§ **Goal of the exercise**:
Transcribe the listing word for word.

Records about charts and figures
<<<<

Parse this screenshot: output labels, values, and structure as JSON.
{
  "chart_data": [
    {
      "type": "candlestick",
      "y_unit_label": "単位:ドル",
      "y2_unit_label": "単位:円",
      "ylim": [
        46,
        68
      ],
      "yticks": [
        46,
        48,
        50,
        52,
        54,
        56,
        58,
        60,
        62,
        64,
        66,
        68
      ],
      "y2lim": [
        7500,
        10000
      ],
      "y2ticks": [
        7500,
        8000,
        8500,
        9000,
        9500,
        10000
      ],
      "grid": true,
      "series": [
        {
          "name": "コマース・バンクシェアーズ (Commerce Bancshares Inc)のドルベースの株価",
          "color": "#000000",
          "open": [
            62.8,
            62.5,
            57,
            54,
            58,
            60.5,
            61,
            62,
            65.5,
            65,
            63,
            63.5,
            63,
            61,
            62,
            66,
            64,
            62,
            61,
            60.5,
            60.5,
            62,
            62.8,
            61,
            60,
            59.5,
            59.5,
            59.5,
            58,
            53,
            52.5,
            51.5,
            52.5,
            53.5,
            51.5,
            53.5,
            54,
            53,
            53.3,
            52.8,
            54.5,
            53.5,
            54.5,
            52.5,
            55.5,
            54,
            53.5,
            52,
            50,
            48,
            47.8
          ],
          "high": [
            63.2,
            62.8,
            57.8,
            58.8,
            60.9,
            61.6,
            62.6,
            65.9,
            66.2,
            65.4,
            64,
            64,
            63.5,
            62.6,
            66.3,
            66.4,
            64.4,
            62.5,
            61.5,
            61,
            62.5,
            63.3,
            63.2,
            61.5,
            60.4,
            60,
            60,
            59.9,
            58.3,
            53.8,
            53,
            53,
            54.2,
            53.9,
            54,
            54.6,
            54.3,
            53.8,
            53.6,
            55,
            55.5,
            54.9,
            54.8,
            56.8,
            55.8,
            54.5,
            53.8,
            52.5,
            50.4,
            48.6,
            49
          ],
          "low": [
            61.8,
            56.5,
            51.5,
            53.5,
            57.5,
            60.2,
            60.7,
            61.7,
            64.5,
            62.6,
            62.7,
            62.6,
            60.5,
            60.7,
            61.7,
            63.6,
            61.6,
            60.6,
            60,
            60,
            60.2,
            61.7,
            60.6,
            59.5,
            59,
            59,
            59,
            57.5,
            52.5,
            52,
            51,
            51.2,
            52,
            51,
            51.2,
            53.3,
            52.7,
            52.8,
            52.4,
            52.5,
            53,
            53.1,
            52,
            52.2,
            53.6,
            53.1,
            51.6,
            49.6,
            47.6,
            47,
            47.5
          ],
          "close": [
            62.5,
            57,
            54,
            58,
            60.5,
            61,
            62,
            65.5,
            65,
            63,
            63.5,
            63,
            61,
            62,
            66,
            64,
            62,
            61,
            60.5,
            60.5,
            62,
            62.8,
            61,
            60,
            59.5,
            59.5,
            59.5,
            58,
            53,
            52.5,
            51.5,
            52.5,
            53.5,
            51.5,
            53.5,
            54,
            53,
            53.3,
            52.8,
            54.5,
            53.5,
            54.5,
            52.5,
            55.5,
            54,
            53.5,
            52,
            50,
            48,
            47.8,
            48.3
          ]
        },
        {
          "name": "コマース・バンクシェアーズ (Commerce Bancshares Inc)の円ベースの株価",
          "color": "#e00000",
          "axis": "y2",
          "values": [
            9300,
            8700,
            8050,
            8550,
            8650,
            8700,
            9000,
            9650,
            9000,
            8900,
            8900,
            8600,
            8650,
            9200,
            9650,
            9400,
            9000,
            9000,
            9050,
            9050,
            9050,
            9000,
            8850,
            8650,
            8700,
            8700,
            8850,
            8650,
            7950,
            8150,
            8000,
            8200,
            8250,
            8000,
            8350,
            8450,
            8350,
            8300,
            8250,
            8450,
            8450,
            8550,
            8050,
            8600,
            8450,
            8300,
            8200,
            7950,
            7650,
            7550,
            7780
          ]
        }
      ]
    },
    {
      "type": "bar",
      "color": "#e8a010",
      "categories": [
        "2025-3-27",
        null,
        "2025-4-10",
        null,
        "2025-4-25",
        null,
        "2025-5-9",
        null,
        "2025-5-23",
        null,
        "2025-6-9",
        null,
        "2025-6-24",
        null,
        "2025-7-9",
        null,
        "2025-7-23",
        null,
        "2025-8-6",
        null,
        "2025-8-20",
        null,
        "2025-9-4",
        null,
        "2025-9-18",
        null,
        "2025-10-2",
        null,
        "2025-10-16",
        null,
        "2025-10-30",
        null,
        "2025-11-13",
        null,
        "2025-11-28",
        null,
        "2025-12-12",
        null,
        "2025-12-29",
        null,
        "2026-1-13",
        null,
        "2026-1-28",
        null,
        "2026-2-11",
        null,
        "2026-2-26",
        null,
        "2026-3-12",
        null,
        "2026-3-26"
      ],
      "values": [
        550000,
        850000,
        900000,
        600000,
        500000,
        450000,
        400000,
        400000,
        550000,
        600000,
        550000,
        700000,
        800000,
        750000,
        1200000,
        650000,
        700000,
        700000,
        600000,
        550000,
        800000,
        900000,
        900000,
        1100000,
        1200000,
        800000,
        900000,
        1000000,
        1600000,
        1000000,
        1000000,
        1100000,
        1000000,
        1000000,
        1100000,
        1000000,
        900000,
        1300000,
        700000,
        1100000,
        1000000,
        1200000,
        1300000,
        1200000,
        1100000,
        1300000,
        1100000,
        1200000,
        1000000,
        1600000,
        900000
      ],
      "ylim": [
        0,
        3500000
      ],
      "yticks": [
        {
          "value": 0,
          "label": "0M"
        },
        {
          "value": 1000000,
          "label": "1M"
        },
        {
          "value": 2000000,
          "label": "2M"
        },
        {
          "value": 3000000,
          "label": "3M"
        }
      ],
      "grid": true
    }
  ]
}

>>>>

§ **Exercise solution**:
Parse this screenshot: output labels, values, and structure as JSON.
{
  "chart_data": [
    {
      "type": "candlestick",
      "y_unit_label": "単位:ドル",
      "y2_unit_label": "単位:円",
      "ylim": [
        46,
        68
      ],
      "yticks": [
        46,
        48,
        50,
        52,
        54,
        56,
        58,
        60,
        62,
        64,
        66,
        68
      ],
      "y2lim": [
        7500,
        10000
      ],
      "y2ticks": [
        7500,
        8000,
        8500,
        9000,
        9500,
        10000
      ],
      "grid": true,
      "series": [
        {
          "name": "コマース・バンクシェアーズ (Commerce Bancshares Inc)のドルベースの株価",
          "color": "#000000",
          "open": [
            62.8,
            62.5,
            57,
            54,
            58,
            60.5,
            61,
            62,
            65.5,
            65,
            63,
            63.5,
            63,
            61,
            62,
            66,
            64,
            62,
            61,
            60.5,
            60.5,
            62,
            62.8,
            61,
            60,
            59.5,
            59.5,
            59.5,
            58,
            53,
            52.5,
            51.5,
            52.5,
            53.5,
            51.5,
            53.5,
            54,
            53,
            53.3,
            52.8,
            54.5,
            53.5,
            54.5,
            52.5,
            55.5,
            54,
            53.5,
            52,
            50,
            48,
            47.8
          ],
          "high": [
            63.2,
            62.8,
            57.8,
            58.8,
            60.9,
            61.6,
            62.6,
            65.9,
            66.2,
            65.4,
            64,
            64,
            63.5,
            62.6,
            66.3,
            66.4,
            64.4,
            62.5,
            61.5,
            61,
            62.5,
            63.3,
            63.2,
            61.5,
            60.4,
            60,
            60,
            59.9,
            58.3,
            53.8,
            53,
            53,
            54.2,
            53.9,
            54,
            54.6,
            54.3,
            53.8,
            53.6,
            55,
            55.5,
            54.9,
            54.8,
            56.8,
            55.8,
            54.5,
            53.8,
            52.5,
            50.4,
            48.6,
            49
          ],
          "low": [
            61.8,
            56.5,
            51.5,
            53.5,
            57.5,
            60.2,
            60.7,
            61.7,
            64.5,
            62.6,
            62.7,
            62.6,
            60.5,
            60.7,
            61.7,
            63.6,
            61.6,
            60.6,
            60,
            60,
            60.2,
            61.7,
            60.6,
            59.5,
            59,
            59,
            59,
            57.5,
            52.5,
            52,
            51,
            51.2,
            52,
            51,
            51.2,
            53.3,
            52.7,
            52.8,
            52.4,
            52.5,
            53,
            53.1,
            52,
            52.2,
            53.6,
            53.1,
            51.6,
            49.6,
            47.6,
            47,
            47.5
          ],
          "close": [
            62.5,
            57,
            54,
            58,
            60.5,
            61,
            62,
            65.5,
            65,
            63,
            63.5,
            63,
            61,
            62,
            66,
            64,
            62,
            61,
            60.5,
            60.5,
            62,
            62.8,
            61,
            60,
            59.5,
            59.5,
            59.5,
            58,
            53,
            52.5,
            51.5,
            52.5,
            53.5,
            51.5,
            53.5,
            54,
            53,
            53.3,
            52.8,
            54.5,
            53.5,
            54.5,
            52.5,
            55.5,
            54,
            53.5,
            52,
            50,
            48,
            47.8,
            48.3
          ]
        },
        {
          "name": "コマース・バンクシェアーズ (Commerce Bancshares Inc)の円ベースの株価",
          "color": "#e00000",
          "axis": "y2",
          "values": [
            9300,
            8700,
            8050,
            8550,
            8650,
            8700,
            9000,
            9650,
            9000,
            8900,
            8900,
            8600,
            8650,
            9200,
            9650,
            9400,
            9000,
            9000,
            9050,
            9050,
            9050,
            9000,
            8850,
            8650,
            8700,
            8700,
            8850,
            8650,
            7950,
            8150,
            8000,
            8200,
            8250,
            8000,
            8350,
            8450,
            8350,
            8300,
            8250,
            8450,
            8450,
            8550,
            8050,
            8600,
            8450,
            8300,
            8200,
            7950,
            7650,
            7550,
            7780
          ]
        }
      ]
    },
    {
      "type": "bar",
      "color": "#e8a010",
      "categories": [
        "2025-3-27",
        null,
        "2025-4-10",
        null,
        "2025-4-25",
        null,
        "2025-5-9",
        null,
        "2025-5-23",
        null,
        "2025-6-9",
        null,
        "2025-6-24",
        null,
        "2025-7-9",
        null,
        "2025-7-23",
        null,
        "2025-8-6",
        null,
        "2025-8-20",
        null,
        "2025-9-4",
        null,
        "2025-9-18",
        null,
        "2025-10-2",
        null,
        "2025-10-16",
        null,
        "2025-10-30",
        null,
        "2025-11-13",
        null,
        "2025-11-28",
        null,
        "2025-12-12",
        null,
        "2025-12-29",
        null,
        "2026-1-13",
        null,
        "2026-1-28",
        null,
        "2026-2-11",
        null,
        "2026-2-26",
        null,
        "2026-3-12",
        null,
        "2026-3-26"
      ],
      "values": [
        550000,
        850000,
        900000,
        600000,
        500000,
        450000,
        400000,
        400000,
        550000,
        600000,
        550000,
        700000,
        800000,
        750000,
        1200000,
        650000,
        700000,
        700000,
        600000,
        550000,
        800000,
        900000,
        900000,
        1100000,
        1200000,
        800000,
        900000,
        1000000,
        1600000,
        1000000,
        1000000,
        1100000,
        1000000,
        1000000,
        1100000,
        1000000,
        900000,
        1300000,
        700000,
        1100000,
        1000000,
        1200000,
        1300000,
        1200000,
        1100000,
        1300000,
        1100000,
        1200000,
        1000000,
        1600000,
        900000
      ],
      "ylim": [
        0,
        3500000
      ],
      "yticks": [
        {
          "value": 0,
          "label": "0M"
        },
        {
          "value": 1000000,
          "label": "1M"
        },
        {
          "value": 2000000,
          "label": "2M"
        },
        {
          "value": 3000000,
          "label": "3M"
        }
      ],
      "grid": true
    }
  ]
}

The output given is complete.